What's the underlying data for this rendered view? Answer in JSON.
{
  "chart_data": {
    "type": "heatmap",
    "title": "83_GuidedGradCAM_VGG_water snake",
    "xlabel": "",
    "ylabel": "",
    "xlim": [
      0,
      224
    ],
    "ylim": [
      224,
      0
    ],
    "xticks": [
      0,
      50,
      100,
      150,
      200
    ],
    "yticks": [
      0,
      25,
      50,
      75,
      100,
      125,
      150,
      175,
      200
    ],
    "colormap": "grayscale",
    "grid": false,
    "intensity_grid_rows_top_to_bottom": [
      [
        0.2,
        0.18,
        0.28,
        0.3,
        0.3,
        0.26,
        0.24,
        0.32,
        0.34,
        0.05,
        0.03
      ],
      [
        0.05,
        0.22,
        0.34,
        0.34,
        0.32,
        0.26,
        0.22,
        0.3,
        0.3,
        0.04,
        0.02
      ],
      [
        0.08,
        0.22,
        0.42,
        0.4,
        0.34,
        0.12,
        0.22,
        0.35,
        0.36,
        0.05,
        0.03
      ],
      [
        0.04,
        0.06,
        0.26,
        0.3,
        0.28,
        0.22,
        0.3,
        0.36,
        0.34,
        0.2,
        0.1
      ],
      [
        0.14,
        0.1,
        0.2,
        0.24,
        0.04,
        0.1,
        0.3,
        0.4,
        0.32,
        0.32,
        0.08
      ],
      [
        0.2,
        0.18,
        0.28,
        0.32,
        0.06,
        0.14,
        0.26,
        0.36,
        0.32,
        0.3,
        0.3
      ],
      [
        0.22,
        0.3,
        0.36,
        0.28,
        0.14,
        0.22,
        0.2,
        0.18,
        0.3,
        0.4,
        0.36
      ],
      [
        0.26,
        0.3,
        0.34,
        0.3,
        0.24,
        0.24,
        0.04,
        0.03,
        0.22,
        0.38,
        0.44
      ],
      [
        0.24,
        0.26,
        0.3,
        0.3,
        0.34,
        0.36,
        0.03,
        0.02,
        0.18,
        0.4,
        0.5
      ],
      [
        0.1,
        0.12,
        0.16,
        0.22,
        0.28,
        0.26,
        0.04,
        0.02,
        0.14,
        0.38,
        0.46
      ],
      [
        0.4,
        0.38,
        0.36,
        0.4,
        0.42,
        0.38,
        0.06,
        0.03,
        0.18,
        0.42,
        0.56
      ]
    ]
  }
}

○ ○ ○ ○ ○

Copy out the material word for word and line for line.

What's the underlying data for this rendered view? Answer in JSON.
{
  "chart_data": {
    "type": "heatmap",
    "title": "83_GuidedGradCAM_VGG_water snake",
    "xlabel": "",
    "ylabel": "",
    "xlim": [
      0,
      224
    ],
    "ylim": [
      224,
      0
    ],
    "xticks": [
      0,
      50,
      100,
      150,
      200
    ],
    "yticks": [
      0,
      25,
      50,
      75,
      100,
      125,
      150,
      175,
      200
    ],
    "colormap": "grayscale",
    "grid": false,
    "intensity_grid_rows_top_to_bottom": [
      [
        0.2,
        0.18,
        0.28,
        0.3,
        0.3,
        0.26,
        0.24,
        0.32,
        0.34,
        0.05,
        0.03
      ],
      [
        0.05,
        0.22,
        0.34,
        0.34,
        0.32,
        0.26,
        0.22,
        0.3,
        0.3,
        0.04,
        0.02
      ],
      [
        0.08,
        0.22,
        0.42,
        0.4,
        0.34,
        0.12,
        0.22,
        0.35,
        0.36,
        0.05,
        0.03
      ],
      [
        0.04,
        0.06,
        0.26,
        0.3,
        0.28,
        0.22,
        0.3,
        0.36,
        0.34,
        0.2,
        0.1
      ],
      [
        0.14,
        0.1,
        0.2,
        0.24,
        0.04,
        0.1,
        0.3,
        0.4,
        0.32,
        0.32,
        0.08
      ],
      [
        0.2,
        0.18,
        0.28,
        0.32,
        0.06,
        0.14,
        0.26,
        0.36,
        0.32,
        0.3,
        0.3
      ],
      [
        0.22,
        0.3,
        0.36,
        0.28,
        0.14,
        0.22,
        0.2,
        0.18,
        0.3,
        0.4,
        0.36
      ],
      [
        0.26,
        0.3,
        0.34,
        0.3,
        0.24,
        0.24,
        0.04,
        0.03,
        0.22,
        0.38,
        0.44
      ],
      [
        0.24,
        0.26,
        0.3,
        0.3,
        0.34,
        0.36,
        0.03,
        0.02,
        0.18,
        0.4,
        0.5
      ],
      [
        0.1,
        0.12,
        0.16,
        0.22,
        0.28,
        0.26,
        0.04,
        0.02,
        0.14,
        0.38,
        0.46
      ],
      [
        0.4,
        0.38,
        0.36,
        0.4,
        0.42,
        0.38,
        0.06,
        0.03,
        0.18,
        0.42,
        0.56
      ]
    ]
  }
}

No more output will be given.